What you need to do: Recast all the rows below as a Markdown table with two columns, No. and Text, giving each row's number and its line, and leave out any blank lines.

◆ ◆ ◆ ◆ ◆

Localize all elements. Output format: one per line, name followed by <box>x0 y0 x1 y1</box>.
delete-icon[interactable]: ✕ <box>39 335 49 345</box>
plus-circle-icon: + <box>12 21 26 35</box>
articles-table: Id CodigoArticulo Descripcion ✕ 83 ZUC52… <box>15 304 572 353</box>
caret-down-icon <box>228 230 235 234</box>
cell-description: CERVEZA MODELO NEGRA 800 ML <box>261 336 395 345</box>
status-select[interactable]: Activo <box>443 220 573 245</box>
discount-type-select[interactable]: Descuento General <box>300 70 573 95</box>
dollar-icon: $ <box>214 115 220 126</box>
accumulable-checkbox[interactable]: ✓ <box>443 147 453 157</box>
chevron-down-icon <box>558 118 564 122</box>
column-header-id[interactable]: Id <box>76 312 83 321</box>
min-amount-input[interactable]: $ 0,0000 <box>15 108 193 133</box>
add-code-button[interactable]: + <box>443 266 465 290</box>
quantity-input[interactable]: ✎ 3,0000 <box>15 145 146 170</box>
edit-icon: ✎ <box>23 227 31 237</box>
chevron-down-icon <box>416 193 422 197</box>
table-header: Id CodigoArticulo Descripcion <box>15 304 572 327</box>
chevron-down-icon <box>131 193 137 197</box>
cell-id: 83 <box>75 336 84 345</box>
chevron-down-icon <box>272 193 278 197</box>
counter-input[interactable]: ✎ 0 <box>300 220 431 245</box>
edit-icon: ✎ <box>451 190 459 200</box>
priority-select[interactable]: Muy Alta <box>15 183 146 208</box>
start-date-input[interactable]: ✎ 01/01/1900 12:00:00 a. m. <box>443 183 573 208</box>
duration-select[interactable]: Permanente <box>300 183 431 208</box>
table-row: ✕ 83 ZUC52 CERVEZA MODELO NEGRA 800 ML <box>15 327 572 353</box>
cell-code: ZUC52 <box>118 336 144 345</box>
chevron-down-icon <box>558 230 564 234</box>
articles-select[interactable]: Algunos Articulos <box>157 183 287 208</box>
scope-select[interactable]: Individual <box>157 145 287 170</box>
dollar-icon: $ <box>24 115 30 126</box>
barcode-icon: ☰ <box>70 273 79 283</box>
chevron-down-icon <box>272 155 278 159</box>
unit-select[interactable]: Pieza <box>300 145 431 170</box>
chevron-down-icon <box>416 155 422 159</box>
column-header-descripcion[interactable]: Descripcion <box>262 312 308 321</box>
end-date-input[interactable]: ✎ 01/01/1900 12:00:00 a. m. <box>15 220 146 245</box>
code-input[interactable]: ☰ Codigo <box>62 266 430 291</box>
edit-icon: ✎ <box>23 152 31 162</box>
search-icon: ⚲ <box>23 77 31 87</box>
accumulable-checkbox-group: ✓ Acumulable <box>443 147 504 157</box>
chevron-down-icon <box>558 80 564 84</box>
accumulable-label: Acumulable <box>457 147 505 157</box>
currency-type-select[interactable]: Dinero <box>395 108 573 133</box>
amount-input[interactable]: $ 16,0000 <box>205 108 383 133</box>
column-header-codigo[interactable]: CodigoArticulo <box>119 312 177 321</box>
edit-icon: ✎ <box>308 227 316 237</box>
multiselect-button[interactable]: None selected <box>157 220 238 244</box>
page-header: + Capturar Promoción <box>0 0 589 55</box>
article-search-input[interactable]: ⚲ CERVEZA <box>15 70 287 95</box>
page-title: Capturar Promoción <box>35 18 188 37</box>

◆ ◆ ◆ ◆ ◆

Solution below:
| No. | Text |
|---|---|
| 1 | Localize all elements. Output format: one per line, name followed by <box>x0 y0 x1 y1</box>. |
| 2 | delete-icon[interactable]: ✕ <box>39 335 49 345</box> |
| 3 | plus-circle-icon: + <box>12 21 26 35</box> |
| 4 | articles-table: Id CodigoArticulo Descripcion ✕ 83 ZUC52… <box>15 304 572 353</box> |
| 5 | caret-down-icon <box>228 230 235 234</box> |
| 6 | cell-description: CERVEZA MODELO NEGRA 800 ML <box>261 336 395 345</box> |
| 7 | status-select[interactable]: Activo <box>443 220 573 245</box> |
| 8 | discount-type-select[interactable]: Descuento General <box>300 70 573 95</box> |
| 9 | dollar-icon: $ <box>214 115 220 126</box> |
| 10 | accumulable-checkbox[interactable]: ✓ <box>443 147 453 157</box> |
| 11 | chevron-down-icon <box>558 118 564 122</box> |
| 12 | column-header-id[interactable]: Id <box>76 312 83 321</box> |
| 13 | min-amount-input[interactable]: $ 0,0000 <box>15 108 193 133</box> |
| 14 | add-code-button[interactable]: + <box>443 266 465 290</box> |
| 15 | quantity-input[interactable]: ✎ 3,0000 <box>15 145 146 170</box> |
| 16 | edit-icon: ✎ <box>23 227 31 237</box> |
| 17 | chevron-down-icon <box>416 193 422 197</box> |
| 18 | table-header: Id CodigoArticulo Descripcion <box>15 304 572 327</box> |
| 19 | chevron-down-icon <box>131 193 137 197</box> |
| 20 | cell-id: 83 <box>75 336 84 345</box> |
| 21 | chevron-down-icon <box>272 193 278 197</box> |
| 22 | counter-input[interactable]: ✎ 0 <box>300 220 431 245</box> |
| 23 | edit-icon: ✎ <box>451 190 459 200</box> |
| 24 | priority-select[interactable]: Muy Alta <box>15 183 146 208</box> |
| 25 | start-date-input[interactable]: ✎ 01/01/1900 12:00:00 a. m. <box>443 183 573 208</box> |
| 26 | duration-select[interactable]: Permanente <box>300 183 431 208</box> |
| 27 | table-row: ✕ 83 ZUC52 CERVEZA MODELO NEGRA 800 ML <box>15 327 572 353</box> |
| 28 | cell-code: ZUC52 <box>118 336 144 345</box> |
| 29 | chevron-down-icon <box>558 230 564 234</box> |
| 30 | articles-select[interactable]: Algunos Articulos <box>157 183 287 208</box> |
| 31 | scope-select[interactable]: Individual <box>157 145 287 170</box> |
| 32 | dollar-icon: $ <box>24 115 30 126</box> |
| 33 | barcode-icon: ☰ <box>70 273 79 283</box> |
| 34 | chevron-down-icon <box>272 155 278 159</box> |
| 35 | unit-select[interactable]: Pieza <box>300 145 431 170</box> |
| 36 | chevron-down-icon <box>416 155 422 159</box> |
| 37 | column-header-descripcion[interactable]: Descripcion <box>262 312 308 321</box> |
| 38 | end-date-input[interactable]: ✎ 01/01/1900 12:00:00 a. m. <box>15 220 146 245</box> |
| 39 | code-input[interactable]: ☰ Codigo <box>62 266 430 291</box> |
| 40 | edit-icon: ✎ <box>23 152 31 162</box> |
| 41 | search-icon: ⚲ <box>23 77 31 87</box> |
| 42 | accumulable-checkbox-group: ✓ Acumulable <box>443 147 504 157</box> |
| 43 | chevron-down-icon <box>558 80 564 84</box> |
| 44 | accumulable-label: Acumulable <box>457 147 505 157</box> |
| 45 | currency-type-select[interactable]: Dinero <box>395 108 573 133</box> |
| 46 | amount-input[interactable]: $ 16,0000 <box>205 108 383 133</box> |
| 47 | column-header-codigo[interactable]: CodigoArticulo <box>119 312 177 321</box> |
| 48 | edit-icon: ✎ <box>308 227 316 237</box> |
| 49 | multiselect-button[interactable]: None selected <box>157 220 238 244</box> |
| 50 | page-header: + Capturar Promoción <box>0 0 589 55</box> |
| 51 | article-search-input[interactable]: ⚲ CERVEZA <box>15 70 287 95</box> |
| 52 | page-title: Capturar Promoción <box>35 18 188 37</box> |